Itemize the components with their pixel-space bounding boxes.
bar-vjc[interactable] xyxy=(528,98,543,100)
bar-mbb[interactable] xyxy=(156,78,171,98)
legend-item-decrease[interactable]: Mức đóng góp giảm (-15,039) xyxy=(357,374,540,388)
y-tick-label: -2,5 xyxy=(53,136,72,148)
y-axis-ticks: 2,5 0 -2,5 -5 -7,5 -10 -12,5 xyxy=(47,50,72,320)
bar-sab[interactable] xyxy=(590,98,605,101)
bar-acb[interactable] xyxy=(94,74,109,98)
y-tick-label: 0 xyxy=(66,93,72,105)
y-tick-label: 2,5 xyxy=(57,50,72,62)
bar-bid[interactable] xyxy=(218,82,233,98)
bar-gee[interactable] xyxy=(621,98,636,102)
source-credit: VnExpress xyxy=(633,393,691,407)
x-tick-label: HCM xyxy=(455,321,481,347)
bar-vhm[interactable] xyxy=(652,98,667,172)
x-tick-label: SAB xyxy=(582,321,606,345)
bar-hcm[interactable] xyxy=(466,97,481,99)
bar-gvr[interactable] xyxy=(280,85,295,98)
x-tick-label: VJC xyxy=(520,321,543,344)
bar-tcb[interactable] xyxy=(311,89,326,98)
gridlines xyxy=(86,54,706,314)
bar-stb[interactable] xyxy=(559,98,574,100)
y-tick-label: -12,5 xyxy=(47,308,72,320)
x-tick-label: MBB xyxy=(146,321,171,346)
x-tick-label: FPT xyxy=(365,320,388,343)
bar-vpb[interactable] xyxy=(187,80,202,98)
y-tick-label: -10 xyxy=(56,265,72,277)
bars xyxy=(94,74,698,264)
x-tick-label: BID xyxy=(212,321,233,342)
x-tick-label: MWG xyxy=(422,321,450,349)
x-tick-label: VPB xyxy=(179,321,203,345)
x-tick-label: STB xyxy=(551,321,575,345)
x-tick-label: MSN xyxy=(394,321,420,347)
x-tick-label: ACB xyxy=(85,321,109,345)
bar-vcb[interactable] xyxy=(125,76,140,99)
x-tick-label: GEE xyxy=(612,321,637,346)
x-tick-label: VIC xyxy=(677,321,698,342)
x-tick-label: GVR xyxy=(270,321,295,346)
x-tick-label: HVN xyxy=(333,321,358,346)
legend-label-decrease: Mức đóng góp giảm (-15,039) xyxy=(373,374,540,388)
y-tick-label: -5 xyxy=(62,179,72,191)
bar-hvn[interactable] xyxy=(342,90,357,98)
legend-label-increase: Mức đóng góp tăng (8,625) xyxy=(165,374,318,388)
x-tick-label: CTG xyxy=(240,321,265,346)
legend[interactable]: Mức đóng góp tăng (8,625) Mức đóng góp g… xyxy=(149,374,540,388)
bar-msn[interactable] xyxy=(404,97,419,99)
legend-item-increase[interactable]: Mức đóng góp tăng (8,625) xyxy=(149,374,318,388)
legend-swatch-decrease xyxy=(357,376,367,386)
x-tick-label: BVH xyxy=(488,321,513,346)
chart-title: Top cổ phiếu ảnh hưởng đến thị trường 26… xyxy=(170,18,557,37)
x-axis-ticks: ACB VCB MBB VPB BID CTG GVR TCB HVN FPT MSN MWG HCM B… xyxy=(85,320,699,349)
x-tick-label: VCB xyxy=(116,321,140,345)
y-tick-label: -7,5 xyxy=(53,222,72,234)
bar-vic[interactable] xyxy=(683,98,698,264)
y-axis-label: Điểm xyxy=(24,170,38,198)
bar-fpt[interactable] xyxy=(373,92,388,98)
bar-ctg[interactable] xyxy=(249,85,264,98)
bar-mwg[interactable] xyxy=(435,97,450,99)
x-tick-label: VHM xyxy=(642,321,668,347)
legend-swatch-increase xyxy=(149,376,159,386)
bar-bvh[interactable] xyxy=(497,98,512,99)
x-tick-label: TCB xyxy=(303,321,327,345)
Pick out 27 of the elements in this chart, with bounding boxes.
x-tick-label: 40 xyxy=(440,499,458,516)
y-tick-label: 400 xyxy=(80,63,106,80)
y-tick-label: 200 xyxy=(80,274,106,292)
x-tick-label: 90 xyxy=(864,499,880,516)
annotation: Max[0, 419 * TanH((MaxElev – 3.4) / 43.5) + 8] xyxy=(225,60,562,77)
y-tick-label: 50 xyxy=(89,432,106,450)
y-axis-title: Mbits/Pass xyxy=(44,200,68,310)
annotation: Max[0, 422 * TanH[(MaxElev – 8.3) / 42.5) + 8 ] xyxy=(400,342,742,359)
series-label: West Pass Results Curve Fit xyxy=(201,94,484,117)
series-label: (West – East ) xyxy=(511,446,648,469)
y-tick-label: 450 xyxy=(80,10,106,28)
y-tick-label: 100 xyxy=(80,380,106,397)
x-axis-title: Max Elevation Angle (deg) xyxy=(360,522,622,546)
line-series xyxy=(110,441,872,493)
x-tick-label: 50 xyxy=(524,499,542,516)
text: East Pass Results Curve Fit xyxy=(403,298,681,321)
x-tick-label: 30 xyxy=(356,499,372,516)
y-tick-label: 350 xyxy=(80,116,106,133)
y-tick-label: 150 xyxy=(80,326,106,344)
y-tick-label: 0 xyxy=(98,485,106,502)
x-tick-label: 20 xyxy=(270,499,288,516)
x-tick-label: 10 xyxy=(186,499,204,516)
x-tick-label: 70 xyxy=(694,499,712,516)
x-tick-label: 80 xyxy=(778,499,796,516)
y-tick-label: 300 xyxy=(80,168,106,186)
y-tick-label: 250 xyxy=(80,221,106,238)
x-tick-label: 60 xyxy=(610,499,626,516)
========
▶ _REQUEST_
Reproduce all of the data above, changing every "x-tick-label" to "x-axis-label" and leaving everything else unchanged.

▶ _OUTPUT FOR THIS TASK_
Itemize the components with their pixel-space bounding boxes.
bar-vjc[interactable] xyxy=(528,98,543,100)
bar-mbb[interactable] xyxy=(156,78,171,98)
legend-item-decrease[interactable]: Mức đóng góp giảm (-15,039) xyxy=(357,374,540,388)
y-tick-label: -2,5 xyxy=(53,136,72,148)
y-axis-ticks: 2,5 0 -2,5 -5 -7,5 -10 -12,5 xyxy=(47,50,72,320)
bar-sab[interactable] xyxy=(590,98,605,101)
bar-acb[interactable] xyxy=(94,74,109,98)
y-tick-label: 0 xyxy=(66,93,72,105)
y-tick-label: 2,5 xyxy=(57,50,72,62)
bar-bid[interactable] xyxy=(218,82,233,98)
bar-gee[interactable] xyxy=(621,98,636,102)
source-credit: VnExpress xyxy=(633,393,691,407)
x-axis-label: HCM xyxy=(455,321,481,347)
bar-vhm[interactable] xyxy=(652,98,667,172)
x-axis-label: SAB xyxy=(582,321,606,345)
bar-hcm[interactable] xyxy=(466,97,481,99)
bar-gvr[interactable] xyxy=(280,85,295,98)
x-axis-label: VJC xyxy=(520,321,543,344)
bar-tcb[interactable] xyxy=(311,89,326,98)
gridlines xyxy=(86,54,706,314)
bar-stb[interactable] xyxy=(559,98,574,100)
y-tick-label: -12,5 xyxy=(47,308,72,320)
x-axis-label: MBB xyxy=(146,321,171,346)
x-axis-label: FPT xyxy=(365,320,388,343)
bar-vpb[interactable] xyxy=(187,80,202,98)
y-tick-label: -10 xyxy=(56,265,72,277)
bars xyxy=(94,74,698,264)
x-axis-label: BID xyxy=(212,321,233,342)
x-axis-label: MWG xyxy=(422,321,450,349)
x-axis-label: VPB xyxy=(179,321,203,345)
x-axis-label: STB xyxy=(551,321,575,345)
x-axis-label: MSN xyxy=(394,321,420,347)
x-axis-label: ACB xyxy=(85,321,109,345)
bar-vcb[interactable] xyxy=(125,76,140,99)
x-axis-label: GEE xyxy=(612,321,637,346)
x-axis-label: VIC xyxy=(677,321,698,342)
x-axis-label: GVR xyxy=(270,321,295,346)
x-axis-label: HVN xyxy=(333,321,358,346)
legend-label-decrease: Mức đóng góp giảm (-15,039) xyxy=(373,374,540,388)
y-tick-label: -5 xyxy=(62,179,72,191)
bar-hvn[interactable] xyxy=(342,90,357,98)
legend-label-increase: Mức đóng góp tăng (8,625) xyxy=(165,374,318,388)
x-axis-label: CTG xyxy=(240,321,265,346)
legend[interactable]: Mức đóng góp tăng (8,625) Mức đóng góp g… xyxy=(149,374,540,388)
bar-msn[interactable] xyxy=(404,97,419,99)
legend-item-increase[interactable]: Mức đóng góp tăng (8,625) xyxy=(149,374,318,388)
legend-swatch-decrease xyxy=(357,376,367,386)
x-axis-label: BVH xyxy=(488,321,513,346)
chart-title: Top cổ phiếu ảnh hưởng đến thị trường 26… xyxy=(170,18,557,37)
x-axis-ticks: ACB VCB MBB VPB BID CTG GVR TCB HVN FPT MSN MWG HCM B… xyxy=(85,320,699,349)
x-axis-label: VCB xyxy=(116,321,140,345)
y-tick-label: -7,5 xyxy=(53,222,72,234)
bar-vic[interactable] xyxy=(683,98,698,264)
y-axis-label: Điểm xyxy=(24,170,38,198)
bar-fpt[interactable] xyxy=(373,92,388,98)
bar-ctg[interactable] xyxy=(249,85,264,98)
bar-mwg[interactable] xyxy=(435,97,450,99)
x-axis-label: VHM xyxy=(642,321,668,347)
legend-swatch-increase xyxy=(149,376,159,386)
bar-bvh[interactable] xyxy=(497,98,512,99)
x-axis-label: TCB xyxy=(303,321,327,345)
Pick out 27 of the elements in this chart, with bounding boxes.
x-axis-label: 40 xyxy=(440,499,458,516)
y-tick-label: 400 xyxy=(80,63,106,80)
y-tick-label: 200 xyxy=(80,274,106,292)
x-axis-label: 90 xyxy=(864,499,880,516)
annotation: Max[0, 419 * TanH((MaxElev – 3.4) / 43.5) + 8] xyxy=(225,60,562,77)
y-tick-label: 50 xyxy=(89,432,106,450)
y-axis-title: Mbits/Pass xyxy=(44,200,68,310)
annotation: Max[0, 422 * TanH[(MaxElev – 8.3) / 42.5) + 8 ] xyxy=(400,342,742,359)
series-label: West Pass Results Curve Fit xyxy=(201,94,484,117)
series-label: (West – East ) xyxy=(511,446,648,469)
y-tick-label: 450 xyxy=(80,10,106,28)
y-tick-label: 100 xyxy=(80,380,106,397)
x-axis-title: Max Elevation Angle (deg) xyxy=(360,522,622,546)
line-series xyxy=(110,441,872,493)
x-axis-label: 50 xyxy=(524,499,542,516)
text: East Pass Results Curve Fit xyxy=(403,298,681,321)
x-axis-label: 30 xyxy=(356,499,372,516)
y-tick-label: 350 xyxy=(80,116,106,133)
y-tick-label: 150 xyxy=(80,326,106,344)
y-tick-label: 0 xyxy=(98,485,106,502)
x-axis-label: 20 xyxy=(270,499,288,516)
x-axis-label: 10 xyxy=(186,499,204,516)
x-axis-label: 70 xyxy=(694,499,712,516)
x-axis-label: 80 xyxy=(778,499,796,516)
y-tick-label: 300 xyxy=(80,168,106,186)
y-tick-label: 250 xyxy=(80,221,106,238)
x-axis-label: 60 xyxy=(610,499,626,516)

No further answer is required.